## Your objective
Reproduce all of the material exactly as shown.
******
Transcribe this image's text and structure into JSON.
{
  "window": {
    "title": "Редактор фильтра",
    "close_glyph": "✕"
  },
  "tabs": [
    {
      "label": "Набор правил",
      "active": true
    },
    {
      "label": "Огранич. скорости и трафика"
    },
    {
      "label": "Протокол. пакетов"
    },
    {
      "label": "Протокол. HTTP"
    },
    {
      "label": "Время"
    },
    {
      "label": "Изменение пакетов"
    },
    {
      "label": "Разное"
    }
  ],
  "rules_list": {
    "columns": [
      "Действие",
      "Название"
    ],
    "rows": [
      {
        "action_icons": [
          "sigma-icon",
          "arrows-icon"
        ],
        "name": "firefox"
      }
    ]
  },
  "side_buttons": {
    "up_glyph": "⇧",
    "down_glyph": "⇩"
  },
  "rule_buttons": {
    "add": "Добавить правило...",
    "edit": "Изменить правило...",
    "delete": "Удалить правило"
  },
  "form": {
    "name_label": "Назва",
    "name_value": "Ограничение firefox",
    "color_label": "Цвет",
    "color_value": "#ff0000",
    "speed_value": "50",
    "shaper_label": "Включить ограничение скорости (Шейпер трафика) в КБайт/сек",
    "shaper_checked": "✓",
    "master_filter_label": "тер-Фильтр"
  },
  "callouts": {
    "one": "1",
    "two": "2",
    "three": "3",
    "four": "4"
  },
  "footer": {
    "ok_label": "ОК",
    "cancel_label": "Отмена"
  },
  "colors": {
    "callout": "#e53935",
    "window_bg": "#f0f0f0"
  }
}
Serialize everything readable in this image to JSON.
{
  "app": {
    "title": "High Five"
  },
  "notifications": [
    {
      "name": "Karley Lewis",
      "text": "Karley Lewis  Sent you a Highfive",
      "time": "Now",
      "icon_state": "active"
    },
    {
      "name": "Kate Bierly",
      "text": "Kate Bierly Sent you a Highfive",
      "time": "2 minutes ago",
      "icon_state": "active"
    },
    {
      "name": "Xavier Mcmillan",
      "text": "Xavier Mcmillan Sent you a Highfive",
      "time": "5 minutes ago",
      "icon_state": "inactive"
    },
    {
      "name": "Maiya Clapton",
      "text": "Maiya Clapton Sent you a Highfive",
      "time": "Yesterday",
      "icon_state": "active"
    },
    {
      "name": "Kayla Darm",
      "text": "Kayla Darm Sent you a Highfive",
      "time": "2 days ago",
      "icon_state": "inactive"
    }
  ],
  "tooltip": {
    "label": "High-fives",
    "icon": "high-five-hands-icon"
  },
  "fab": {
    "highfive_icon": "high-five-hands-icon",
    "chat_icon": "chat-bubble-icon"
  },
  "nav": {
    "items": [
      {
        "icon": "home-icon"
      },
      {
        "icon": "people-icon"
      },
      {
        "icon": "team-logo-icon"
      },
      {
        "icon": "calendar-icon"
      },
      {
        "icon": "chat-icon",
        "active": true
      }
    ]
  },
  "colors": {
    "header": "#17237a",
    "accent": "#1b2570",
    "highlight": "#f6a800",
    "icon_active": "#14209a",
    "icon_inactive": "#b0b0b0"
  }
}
******
## Output of the exercise
Transcribe this image's text and structure into JSON.
{
  "window": {
    "title": "Редактор фильтра",
    "close_glyph": "✕"
  },
  "tabs": [
    {
      "label": "Набор правил",
      "active": true
    },
    {
      "label": "Огранич. скорости и трафика"
    },
    {
      "label": "Протокол. пакетов"
    },
    {
      "label": "Протокол. HTTP"
    },
    {
      "label": "Время"
    },
    {
      "label": "Изменение пакетов"
    },
    {
      "label": "Разное"
    }
  ],
  "rules_list": {
    "columns": [
      "Действие",
      "Название"
    ],
    "rows": [
      {
        "action_icons": [
          "sigma-icon",
          "arrows-icon"
        ],
        "name": "firefox"
      }
    ]
  },
  "side_buttons": {
    "up_glyph": "⇧",
    "down_glyph": "⇩"
  },
  "rule_buttons": {
    "add": "Добавить правило...",
    "edit": "Изменить правило...",
    "delete": "Удалить правило"
  },
  "form": {
    "name_label": "Назва",
    "name_value": "Ограничение firefox",
    "color_label": "Цвет",
    "color_value": "#ff0000",
    "speed_value": "50",
    "shaper_label": "Включить ограничение скорости (Шейпер трафика) в КБайт/сек",
    "shaper_checked": "✓",
    "master_filter_label": "тер-Фильтр"
  },
  "callouts": {
    "one": "1",
    "two": "2",
    "three": "3",
    "four": "4"
  },
  "footer": {
    "ok_label": "ОК",
    "cancel_label": "Отмена"
  },
  "colors": {
    "callout": "#e53935",
    "window_bg": "#f0f0f0"
  }
}
Serialize everything readable in this image to JSON.
{
  "app": {
    "title": "High Five"
  },
  "notifications": [
    {
      "name": "Karley Lewis",
      "text": "Karley Lewis  Sent you a Highfive",
      "time": "Now",
      "icon_state": "active"
    },
    {
      "name": "Kate Bierly",
      "text": "Kate Bierly Sent you a Highfive",
      "time": "2 minutes ago",
      "icon_state": "active"
    },
    {
      "name": "Xavier Mcmillan",
      "text": "Xavier Mcmillan Sent you a Highfive",
      "time": "5 minutes ago",
      "icon_state": "inactive"
    },
    {
      "name": "Maiya Clapton",
      "text": "Maiya Clapton Sent you a Highfive",
      "time": "Yesterday",
      "icon_state": "active"
    },
    {
      "name": "Kayla Darm",
      "text": "Kayla Darm Sent you a Highfive",
      "time": "2 days ago",
      "icon_state": "inactive"
    }
  ],
  "tooltip": {
    "label": "High-fives",
    "icon": "high-five-hands-icon"
  },
  "fab": {
    "highfive_icon": "high-five-hands-icon",
    "chat_icon": "chat-bubble-icon"
  },
  "nav": {
    "items": [
      {
        "icon": "home-icon"
      },
      {
        "icon": "people-icon"
      },
      {
        "icon": "team-logo-icon"
      },
      {
        "icon": "calendar-icon"
      },
      {
        "icon": "chat-icon",
        "active": true
      }
    ]
  },
  "colors": {
    "header": "#17237a",
    "accent": "#1b2570",
    "highlight": "#f6a800",
    "icon_active": "#14209a",
    "icon_inactive": "#b0b0b0"
  }
}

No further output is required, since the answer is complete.